##### GIVEN TEXT #####
I have started compiling links to organizations about assessment in higher education. The links are under “Resources.”
Category Archives: blog
Assessment and Strategic Planning
Over at PrawfsBlawg, my friend Jennifer Bard, dean of Cincinnati Law School, has a post on “Learning Outcomes as the New Strategic Planning.” She points readers to Professors Shaw and VanZandt’s book, Student Learning Outcomes and Law School Assessment. The book is, to be sure, an excellent resource, although parts of it may be too advanced for schools that are just getting started with assessment. Still, it’s a great book, one that sits on the corner of my desk and is consulted often. (Dean Bard also gave a nice shoutout to my blog as a resource.)
Citing an article by Hanover Research, Dean Bard draws a key distinction between strategic planning activities of yesteryear and what’s required under the new ABA standards.
Traditionally, law school strategic plans focused on outcomes other than whether students were learning what schools had determined their students should be learning. These often included things like faculty scholarly production, diversity, student career placement, fundraising, and admissions inputs. Former ABA Standard 203 required a strategic planning process (albeit not a strategic plan per se) to improve all of the goals of a school:
In addition to the self study described in Standard 202, a law school shall demonstrate that it regularly identifies specific goals for improving the law school’s program, identifies means to achieve the established goals, assesses its success in realizing the established goals and periodically re-examines and appropriately revises its established goals.
#####
* _PROBLEM SET_:
A: Quote the passage of the post on assessment and strategic planning between "Category Archives: blog" and "new ABA standards.", inclusive.
B: Based on the post on assessment and strategic planning, decide whether each statement agrees with it. Answer yes or no for each, and quote the words that decide it.
(i) Jennifer Bard is dean of Cincinnati Law School.
(ii) Former ABA Standard 203 required law schools to have a strategic plan per se.
(iii) The writer rarely consults the book by Shaw and VanZandt.
C: Continue the post on assessment and strategic planning, starting after its last sentence.
The material that comes after this text is not needed for any of the tasks.
##### SOURCE MATERIAL #####
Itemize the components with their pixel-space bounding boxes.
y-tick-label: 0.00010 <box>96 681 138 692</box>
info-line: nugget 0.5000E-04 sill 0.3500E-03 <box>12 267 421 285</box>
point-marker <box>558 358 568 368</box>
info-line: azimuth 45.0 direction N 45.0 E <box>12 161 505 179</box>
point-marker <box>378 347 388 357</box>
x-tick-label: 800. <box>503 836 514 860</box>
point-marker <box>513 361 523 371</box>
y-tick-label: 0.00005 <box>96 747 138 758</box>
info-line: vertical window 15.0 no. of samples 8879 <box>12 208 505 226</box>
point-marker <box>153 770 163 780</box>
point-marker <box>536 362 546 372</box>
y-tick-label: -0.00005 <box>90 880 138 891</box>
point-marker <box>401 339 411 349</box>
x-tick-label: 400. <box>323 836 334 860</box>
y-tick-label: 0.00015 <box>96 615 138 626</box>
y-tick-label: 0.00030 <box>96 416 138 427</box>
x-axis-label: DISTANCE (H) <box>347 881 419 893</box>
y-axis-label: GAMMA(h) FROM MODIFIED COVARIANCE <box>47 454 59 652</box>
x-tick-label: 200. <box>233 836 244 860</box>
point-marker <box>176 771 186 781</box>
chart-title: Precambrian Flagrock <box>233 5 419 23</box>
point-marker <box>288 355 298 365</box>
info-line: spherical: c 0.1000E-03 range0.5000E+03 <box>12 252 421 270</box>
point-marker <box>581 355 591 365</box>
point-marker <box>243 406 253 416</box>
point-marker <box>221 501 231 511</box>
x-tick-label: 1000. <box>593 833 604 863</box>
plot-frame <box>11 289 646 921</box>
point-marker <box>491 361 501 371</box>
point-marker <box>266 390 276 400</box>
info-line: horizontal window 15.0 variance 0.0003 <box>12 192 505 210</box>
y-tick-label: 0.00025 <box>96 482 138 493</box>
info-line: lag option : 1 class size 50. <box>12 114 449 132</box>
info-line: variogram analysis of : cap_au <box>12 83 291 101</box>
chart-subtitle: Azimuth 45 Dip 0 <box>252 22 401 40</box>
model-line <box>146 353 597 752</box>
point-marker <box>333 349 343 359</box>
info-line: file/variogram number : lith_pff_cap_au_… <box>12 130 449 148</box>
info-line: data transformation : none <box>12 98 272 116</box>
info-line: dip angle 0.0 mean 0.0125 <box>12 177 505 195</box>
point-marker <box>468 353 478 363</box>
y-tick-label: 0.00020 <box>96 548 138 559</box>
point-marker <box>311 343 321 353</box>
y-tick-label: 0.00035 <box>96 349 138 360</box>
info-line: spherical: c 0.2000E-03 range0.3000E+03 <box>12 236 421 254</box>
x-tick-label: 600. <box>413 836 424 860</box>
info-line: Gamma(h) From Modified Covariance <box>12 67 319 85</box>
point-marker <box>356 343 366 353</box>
#####
* _ANSWERS TO THE EXERCISE_:
A:
Category Archives: blog
Assessment and Strategic Planning
Over at PrawfsBlawg, my friend Jennifer Bard, dean of Cincinnati Law School, has a post on “Learning Outcomes as the New Strategic Planning.” She points readers to Professors Shaw and VanZandt’s book, Student Learning Outcomes and Law School Assessment. The book is, to be sure, an excellent resource, although parts of it may be too advanced for schools that are just getting started with assessment. Still, it’s a great book, one that sits on the corner of my desk and is consulted often. (Dean Bard also gave a nice shoutout to my blog as a resource.)
Citing an article by Hanover Research, Dean Bard draws a key distinction between strategic planning activities of yesteryear and what’s required under the new ABA standards.

B:
(i) Yes: "my friend Jennifer Bard, dean of Cincinnati Law School"
(ii) No: "required a strategic planning process (albeit not a strategic plan per se)"
(iii) No: "sits on the corner of my desk and is consulted often"

C:
The old standard used the term “assessment” in a broad sense, not just as to student learning. In contrast, new Standard 315 focuses on assessment of learning outcomes to improve the curriculum:
The dean and the faculty of a law school shall conduct ongoing evaluation of the law school’s program of legal education, learning outcomes, and assessment methods; and shall use the results of this evaluation to determine the degree of student attainment of competency in the learning outcomes and to make appropriate changes to improve the curriculum.
This is the “closing the loop” of the assessment process: using the results of programmatic outcomes assessment to improve student learning.
So, what to do with the “old” way of strategic planning? Certainly, a school should still engage in a strategic planning process that focuses on all of the important outcomes and goals of the school, of which assessment of student learning is just one piece. Paraphrasing a common expression, if you don’t measure it, it doesn’t get done. Indeed, one can interpret Standards 201 and 202 as still requiring a planning process of some kind, particularly to guide resource allocation.
Still, much of the way that some schools engage in strategic planning is wasteful and ineffective. Often, the planning cycle takes years and results in a beautiful, glossy brochure (complete with photos of happy students and faculty) that sits on the shelf. I’m much more a fan of quick-and-dirty strategic planning that involves efficiently setting goals and action items that can be accomplished over a relatively short time-horizon. The importance is not the product (the glossy brochure) but having a process that is nimble, updated often, used to guide allocation of resources, and serves as a self-accountability tool. (Here, I have to confess, my views on this have evolved since serving on the Strategic Priorities Review Team of our University. I now see much more value in the type of efficient planning I have described.)
In this respect, strategic planning and learning outcomes assessment should both have in common an emphasis on process, not product. Some of the assessment reports generated by schools as a result of regional accreditation are truly works of art, but what is being done with the information? That, to me, is the ultimate question of the value of both processes.
Links to conferences, books added
I added new pages (under Resources) featuring books on assessment as well as past and future conferences that may be of interest to readers.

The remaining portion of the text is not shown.